=== Work required ===
Tally the lines that contain the string "几千年的水利史" and state that total without comment.

--

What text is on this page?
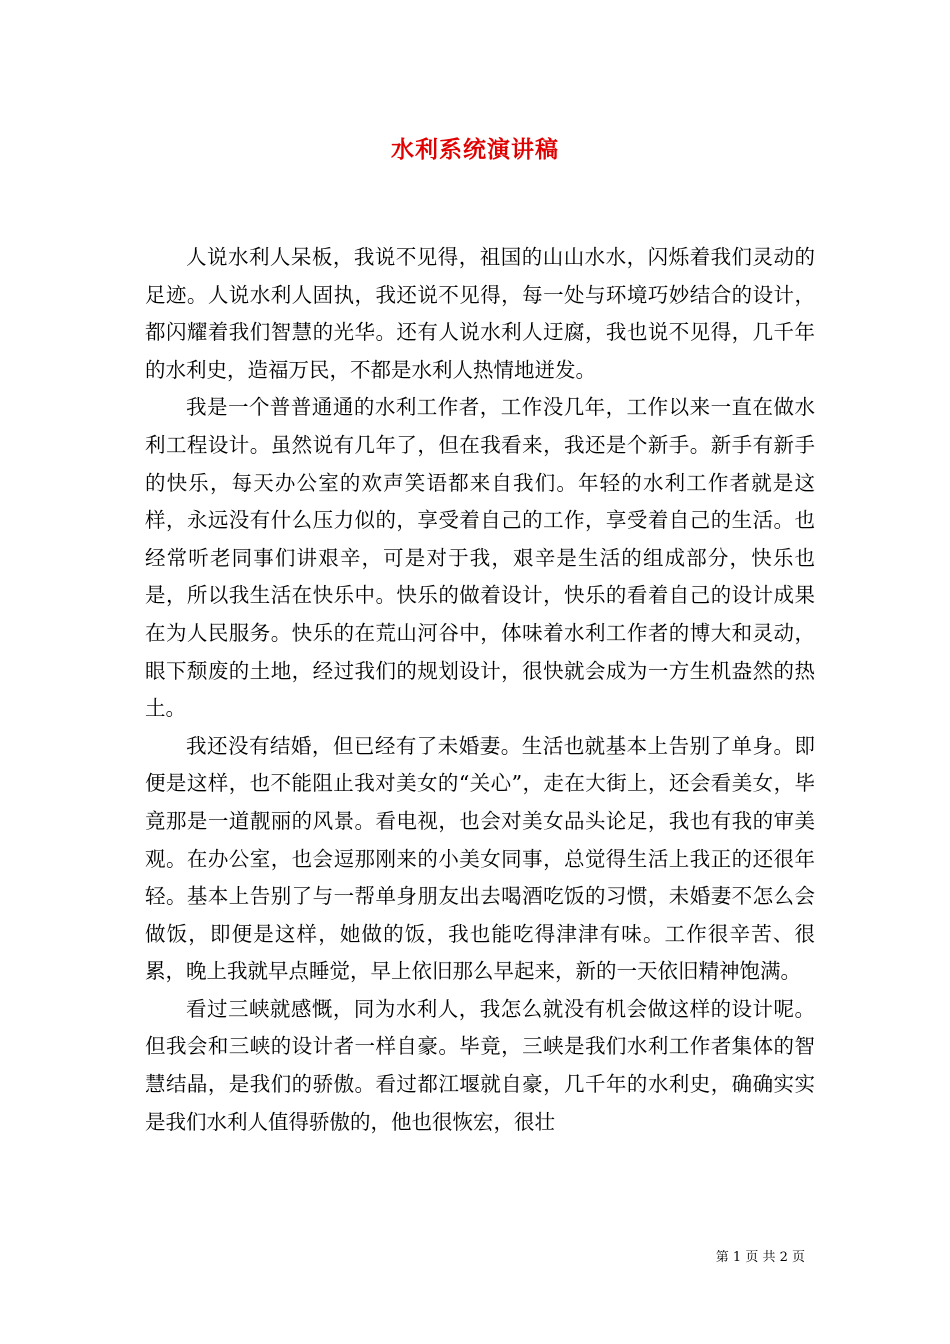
水利系统演讲稿

人说水利人呆板，我说不见得，祖国的山山水水，闪烁着我们灵动的足迹。人说水利人固执，我还说不见得，每一处与环境巧妙结合的设计，都闪耀着我们智慧的光华。还有人说水利人迂腐，我也说不见得，几千年的水利史，造福万民，不都是水利人热情地迸发。

我是一个普普通通的水利工作者，工作没几年，工作以来一直在做水利工程设计。虽然说有几年了，但在我看来，我还是个新手。新手有新手的快乐，每天办公室的欢声笑语都来自我们。年轻的水利工作者就是这样，永远没有什么压力似的，享受着自己的工作，享受着自己的生活。也经常听老同事们讲艰辛，可是对于我，艰辛是生活的组成部分，快乐也是，所以我生活在快乐中。快乐的做着设计，快乐的看着自己的设计成果在为人民服务。快乐的在荒山河谷中，体味着水利工作者的博大和灵动，眼下颓废的土地，经过我们的规划设计，很快就会成为一方生机盎然的热土。

我还没有结婚，但已经有了未婚妻。生活也就基本上告别了单身。即便是这样，也不能阻止我对美女的“关心”，走在大街上，还会看美女，毕竟那是一道靓丽的风景。看电视，也会对美女品头论足，我也有我的审美观。在办公室，也会逗那刚来的小美女同事，总觉得生活上我正的还很年轻。基本上告别了与一帮单身朋友出去喝酒吃饭的习惯，未婚妻不怎么会做饭，即便是这样，她做的饭，我也能吃得津津有味。工作很辛苦、很累，晚上我就早点睡觉，早上依旧那么早起来，新的一天依旧精神饱满。

看过三峡就感慨，同为水利人，我怎么就没有机会做这样的设计呢。但我会和三峡的设计者一样自豪。毕竟，三峡是我们水利工作者集体的智慧结晶，是我们的骄傲。看过都江堰就自豪，几千年的水利史，确确实实是我们水利人值得骄傲的，他也很恢宏，很壮

第 1 页 共 2 页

--

=== Complete answer ===
2